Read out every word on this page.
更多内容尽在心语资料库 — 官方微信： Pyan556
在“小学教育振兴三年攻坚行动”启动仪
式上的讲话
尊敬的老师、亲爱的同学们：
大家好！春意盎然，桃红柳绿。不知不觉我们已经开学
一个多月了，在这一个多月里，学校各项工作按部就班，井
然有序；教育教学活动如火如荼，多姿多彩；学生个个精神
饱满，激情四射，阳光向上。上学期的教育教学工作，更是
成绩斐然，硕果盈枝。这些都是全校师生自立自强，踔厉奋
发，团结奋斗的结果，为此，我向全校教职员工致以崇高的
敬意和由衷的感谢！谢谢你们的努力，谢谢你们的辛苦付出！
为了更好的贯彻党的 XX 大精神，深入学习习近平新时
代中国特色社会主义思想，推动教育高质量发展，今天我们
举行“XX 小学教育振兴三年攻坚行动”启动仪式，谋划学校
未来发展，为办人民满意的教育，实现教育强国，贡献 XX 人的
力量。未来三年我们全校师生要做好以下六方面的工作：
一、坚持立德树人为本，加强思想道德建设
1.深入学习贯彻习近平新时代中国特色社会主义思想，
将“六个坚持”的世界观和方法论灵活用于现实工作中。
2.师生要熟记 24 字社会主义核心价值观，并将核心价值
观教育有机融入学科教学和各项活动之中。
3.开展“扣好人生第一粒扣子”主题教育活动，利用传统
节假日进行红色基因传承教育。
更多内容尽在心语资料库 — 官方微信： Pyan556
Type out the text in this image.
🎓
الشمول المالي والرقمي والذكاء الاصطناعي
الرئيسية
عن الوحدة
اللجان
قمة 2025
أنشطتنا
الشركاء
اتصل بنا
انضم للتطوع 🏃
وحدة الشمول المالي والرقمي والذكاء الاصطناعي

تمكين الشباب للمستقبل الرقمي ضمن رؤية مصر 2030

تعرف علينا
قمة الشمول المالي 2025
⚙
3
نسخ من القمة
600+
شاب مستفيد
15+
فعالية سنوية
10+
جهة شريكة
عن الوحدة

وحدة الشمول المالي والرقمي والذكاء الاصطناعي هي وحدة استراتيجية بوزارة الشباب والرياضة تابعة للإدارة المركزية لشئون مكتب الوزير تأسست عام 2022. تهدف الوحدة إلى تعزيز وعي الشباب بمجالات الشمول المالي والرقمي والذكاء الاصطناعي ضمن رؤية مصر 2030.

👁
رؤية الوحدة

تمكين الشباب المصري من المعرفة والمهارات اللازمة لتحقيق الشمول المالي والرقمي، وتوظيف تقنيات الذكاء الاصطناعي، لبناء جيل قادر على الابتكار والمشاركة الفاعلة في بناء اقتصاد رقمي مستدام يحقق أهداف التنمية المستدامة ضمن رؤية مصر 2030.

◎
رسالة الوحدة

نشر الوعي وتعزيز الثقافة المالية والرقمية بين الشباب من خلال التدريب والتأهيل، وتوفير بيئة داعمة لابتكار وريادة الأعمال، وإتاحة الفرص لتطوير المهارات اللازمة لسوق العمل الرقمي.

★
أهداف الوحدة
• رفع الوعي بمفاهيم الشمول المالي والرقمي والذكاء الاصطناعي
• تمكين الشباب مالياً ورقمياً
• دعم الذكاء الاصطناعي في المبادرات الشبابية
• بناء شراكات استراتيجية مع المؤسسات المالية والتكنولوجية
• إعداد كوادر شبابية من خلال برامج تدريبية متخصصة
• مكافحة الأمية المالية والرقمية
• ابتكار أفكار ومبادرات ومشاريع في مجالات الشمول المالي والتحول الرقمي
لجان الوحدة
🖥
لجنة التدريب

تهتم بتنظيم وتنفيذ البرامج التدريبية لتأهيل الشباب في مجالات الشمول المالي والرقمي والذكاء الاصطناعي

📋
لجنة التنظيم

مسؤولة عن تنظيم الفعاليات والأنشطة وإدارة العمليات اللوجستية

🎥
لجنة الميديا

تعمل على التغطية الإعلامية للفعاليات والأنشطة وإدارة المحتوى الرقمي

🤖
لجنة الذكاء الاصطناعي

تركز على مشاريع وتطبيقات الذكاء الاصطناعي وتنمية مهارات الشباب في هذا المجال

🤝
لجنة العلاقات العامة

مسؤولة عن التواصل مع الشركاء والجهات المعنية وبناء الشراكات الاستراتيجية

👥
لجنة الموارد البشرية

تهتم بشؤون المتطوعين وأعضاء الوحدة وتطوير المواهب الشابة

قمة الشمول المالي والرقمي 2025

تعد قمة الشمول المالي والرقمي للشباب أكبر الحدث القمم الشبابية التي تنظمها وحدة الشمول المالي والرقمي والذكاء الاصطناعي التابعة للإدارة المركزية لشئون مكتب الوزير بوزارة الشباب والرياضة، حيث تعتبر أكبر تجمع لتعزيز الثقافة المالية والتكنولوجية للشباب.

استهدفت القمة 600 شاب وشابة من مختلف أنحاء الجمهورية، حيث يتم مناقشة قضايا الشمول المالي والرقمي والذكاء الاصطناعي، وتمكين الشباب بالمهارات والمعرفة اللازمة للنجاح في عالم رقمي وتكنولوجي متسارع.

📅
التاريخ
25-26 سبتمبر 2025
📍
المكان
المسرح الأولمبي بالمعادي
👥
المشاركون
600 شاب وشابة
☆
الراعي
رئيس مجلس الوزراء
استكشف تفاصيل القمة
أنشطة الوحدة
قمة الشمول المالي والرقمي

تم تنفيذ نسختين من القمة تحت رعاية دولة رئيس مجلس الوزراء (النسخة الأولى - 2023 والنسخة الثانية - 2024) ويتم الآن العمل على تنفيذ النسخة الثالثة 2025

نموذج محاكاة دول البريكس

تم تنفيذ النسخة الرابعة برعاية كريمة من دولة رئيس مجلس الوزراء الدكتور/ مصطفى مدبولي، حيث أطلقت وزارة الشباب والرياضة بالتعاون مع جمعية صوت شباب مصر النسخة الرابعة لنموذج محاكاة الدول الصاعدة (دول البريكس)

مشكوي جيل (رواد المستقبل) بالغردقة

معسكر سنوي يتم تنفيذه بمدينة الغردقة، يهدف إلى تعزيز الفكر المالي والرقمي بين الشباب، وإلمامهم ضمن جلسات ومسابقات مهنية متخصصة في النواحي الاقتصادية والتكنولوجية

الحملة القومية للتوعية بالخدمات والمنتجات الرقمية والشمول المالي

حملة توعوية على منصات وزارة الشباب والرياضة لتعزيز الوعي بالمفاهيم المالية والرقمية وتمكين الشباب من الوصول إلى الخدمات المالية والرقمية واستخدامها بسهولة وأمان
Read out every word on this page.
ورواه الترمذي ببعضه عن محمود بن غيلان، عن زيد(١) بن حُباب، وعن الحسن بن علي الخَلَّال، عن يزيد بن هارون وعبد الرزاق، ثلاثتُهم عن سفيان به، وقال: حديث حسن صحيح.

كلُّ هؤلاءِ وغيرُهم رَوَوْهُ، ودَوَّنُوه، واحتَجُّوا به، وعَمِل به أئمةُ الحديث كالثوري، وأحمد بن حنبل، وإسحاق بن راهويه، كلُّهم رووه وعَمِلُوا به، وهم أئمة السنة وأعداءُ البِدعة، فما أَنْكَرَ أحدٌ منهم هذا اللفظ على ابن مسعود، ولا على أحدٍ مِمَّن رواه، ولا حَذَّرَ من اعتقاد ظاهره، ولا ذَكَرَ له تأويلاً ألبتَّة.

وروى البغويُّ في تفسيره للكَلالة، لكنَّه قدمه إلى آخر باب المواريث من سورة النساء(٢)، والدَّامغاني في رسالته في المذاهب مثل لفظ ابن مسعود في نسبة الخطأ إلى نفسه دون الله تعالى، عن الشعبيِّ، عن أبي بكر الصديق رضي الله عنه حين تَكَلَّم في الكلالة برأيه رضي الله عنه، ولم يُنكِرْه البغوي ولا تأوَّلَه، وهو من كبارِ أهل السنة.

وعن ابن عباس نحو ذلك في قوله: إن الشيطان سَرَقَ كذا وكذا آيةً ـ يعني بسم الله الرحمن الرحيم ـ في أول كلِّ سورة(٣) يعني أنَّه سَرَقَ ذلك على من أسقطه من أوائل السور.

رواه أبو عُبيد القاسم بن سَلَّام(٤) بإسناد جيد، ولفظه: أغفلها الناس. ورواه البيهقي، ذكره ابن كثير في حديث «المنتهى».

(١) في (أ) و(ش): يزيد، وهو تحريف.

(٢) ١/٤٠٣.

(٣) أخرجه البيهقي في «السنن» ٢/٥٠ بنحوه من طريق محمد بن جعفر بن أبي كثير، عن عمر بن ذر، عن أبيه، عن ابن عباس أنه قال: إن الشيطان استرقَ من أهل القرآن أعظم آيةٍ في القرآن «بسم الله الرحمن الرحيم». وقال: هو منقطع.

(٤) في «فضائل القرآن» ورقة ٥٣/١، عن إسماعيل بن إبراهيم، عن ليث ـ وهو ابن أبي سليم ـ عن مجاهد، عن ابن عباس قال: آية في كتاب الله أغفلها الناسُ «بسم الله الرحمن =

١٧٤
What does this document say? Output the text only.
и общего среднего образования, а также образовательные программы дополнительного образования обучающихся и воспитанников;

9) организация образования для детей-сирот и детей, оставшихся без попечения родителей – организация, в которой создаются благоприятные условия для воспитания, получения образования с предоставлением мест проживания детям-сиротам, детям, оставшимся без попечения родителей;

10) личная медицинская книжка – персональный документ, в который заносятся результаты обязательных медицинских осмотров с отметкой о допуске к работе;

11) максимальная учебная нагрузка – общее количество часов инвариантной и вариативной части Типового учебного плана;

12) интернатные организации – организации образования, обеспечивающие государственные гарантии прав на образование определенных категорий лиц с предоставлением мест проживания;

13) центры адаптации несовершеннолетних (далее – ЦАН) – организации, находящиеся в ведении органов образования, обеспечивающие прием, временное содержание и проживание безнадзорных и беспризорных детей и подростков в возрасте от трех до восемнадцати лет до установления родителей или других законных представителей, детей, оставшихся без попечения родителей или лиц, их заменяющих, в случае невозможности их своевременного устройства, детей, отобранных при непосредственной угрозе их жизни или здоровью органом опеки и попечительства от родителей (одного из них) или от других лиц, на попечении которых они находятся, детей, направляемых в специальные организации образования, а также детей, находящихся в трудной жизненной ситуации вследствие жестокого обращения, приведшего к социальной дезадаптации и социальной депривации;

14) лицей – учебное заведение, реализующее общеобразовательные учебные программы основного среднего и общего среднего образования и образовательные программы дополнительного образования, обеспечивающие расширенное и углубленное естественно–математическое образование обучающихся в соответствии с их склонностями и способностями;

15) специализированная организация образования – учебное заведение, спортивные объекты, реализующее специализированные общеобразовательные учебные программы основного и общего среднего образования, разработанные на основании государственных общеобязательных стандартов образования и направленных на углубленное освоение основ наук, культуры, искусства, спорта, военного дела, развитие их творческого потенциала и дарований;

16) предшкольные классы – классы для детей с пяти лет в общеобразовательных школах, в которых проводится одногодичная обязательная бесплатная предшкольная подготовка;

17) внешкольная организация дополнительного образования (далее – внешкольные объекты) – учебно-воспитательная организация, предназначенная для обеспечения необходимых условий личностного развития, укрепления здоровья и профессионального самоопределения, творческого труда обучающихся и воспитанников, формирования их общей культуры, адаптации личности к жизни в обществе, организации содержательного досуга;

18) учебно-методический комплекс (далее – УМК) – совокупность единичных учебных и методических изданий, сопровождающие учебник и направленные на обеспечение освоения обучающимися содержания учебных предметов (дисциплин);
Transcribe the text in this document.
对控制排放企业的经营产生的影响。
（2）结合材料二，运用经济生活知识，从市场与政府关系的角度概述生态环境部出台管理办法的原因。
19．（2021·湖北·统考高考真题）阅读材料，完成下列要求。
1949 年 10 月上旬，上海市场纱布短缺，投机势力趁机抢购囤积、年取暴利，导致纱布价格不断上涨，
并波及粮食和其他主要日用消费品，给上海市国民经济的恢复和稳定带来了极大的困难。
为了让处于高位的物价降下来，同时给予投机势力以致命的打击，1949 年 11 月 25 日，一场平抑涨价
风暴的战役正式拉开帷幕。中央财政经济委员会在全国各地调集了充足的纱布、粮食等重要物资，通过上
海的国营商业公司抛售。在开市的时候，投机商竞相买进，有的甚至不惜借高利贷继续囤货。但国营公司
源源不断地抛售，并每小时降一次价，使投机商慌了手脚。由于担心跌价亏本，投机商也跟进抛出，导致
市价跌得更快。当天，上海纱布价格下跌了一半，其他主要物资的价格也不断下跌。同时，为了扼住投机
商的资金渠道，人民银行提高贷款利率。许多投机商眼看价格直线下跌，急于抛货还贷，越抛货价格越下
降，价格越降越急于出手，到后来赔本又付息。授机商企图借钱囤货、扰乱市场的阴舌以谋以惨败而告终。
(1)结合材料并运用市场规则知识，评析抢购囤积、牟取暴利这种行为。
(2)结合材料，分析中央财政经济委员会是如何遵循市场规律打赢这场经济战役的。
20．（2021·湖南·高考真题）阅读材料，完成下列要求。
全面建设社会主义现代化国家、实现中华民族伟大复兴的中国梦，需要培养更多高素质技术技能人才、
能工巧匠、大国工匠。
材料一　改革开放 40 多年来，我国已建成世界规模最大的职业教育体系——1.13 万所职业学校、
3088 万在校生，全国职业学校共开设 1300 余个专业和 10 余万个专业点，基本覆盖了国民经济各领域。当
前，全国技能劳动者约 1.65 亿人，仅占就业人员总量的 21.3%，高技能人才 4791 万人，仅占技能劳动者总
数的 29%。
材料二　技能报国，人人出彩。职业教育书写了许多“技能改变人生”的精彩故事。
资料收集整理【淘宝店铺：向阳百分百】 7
────────────────
Pick every line with "القمة" in it and copy it.

نسخ من القمة
استهدفت القمة 600 شاب وشابة من مختلف أنحاء الجمهورية، حيث يتم مناقشة قضايا الشمول المالي والرقمي والذكاء الاصطناعي، وتمكين الشباب بالمهارات والمعرفة اللازمة للنجاح في عالم رقمي وتكنولوجي متسارع.
استكشف تفاصيل القمة
تم تنفيذ نسختين من القمة تحت رعاية دولة رئيس مجلس الوزراء (النسخة الأولى - 2023 والنسخة الثانية - 2024) ويتم الآن العمل على تنفيذ النسخة الثالثة 2025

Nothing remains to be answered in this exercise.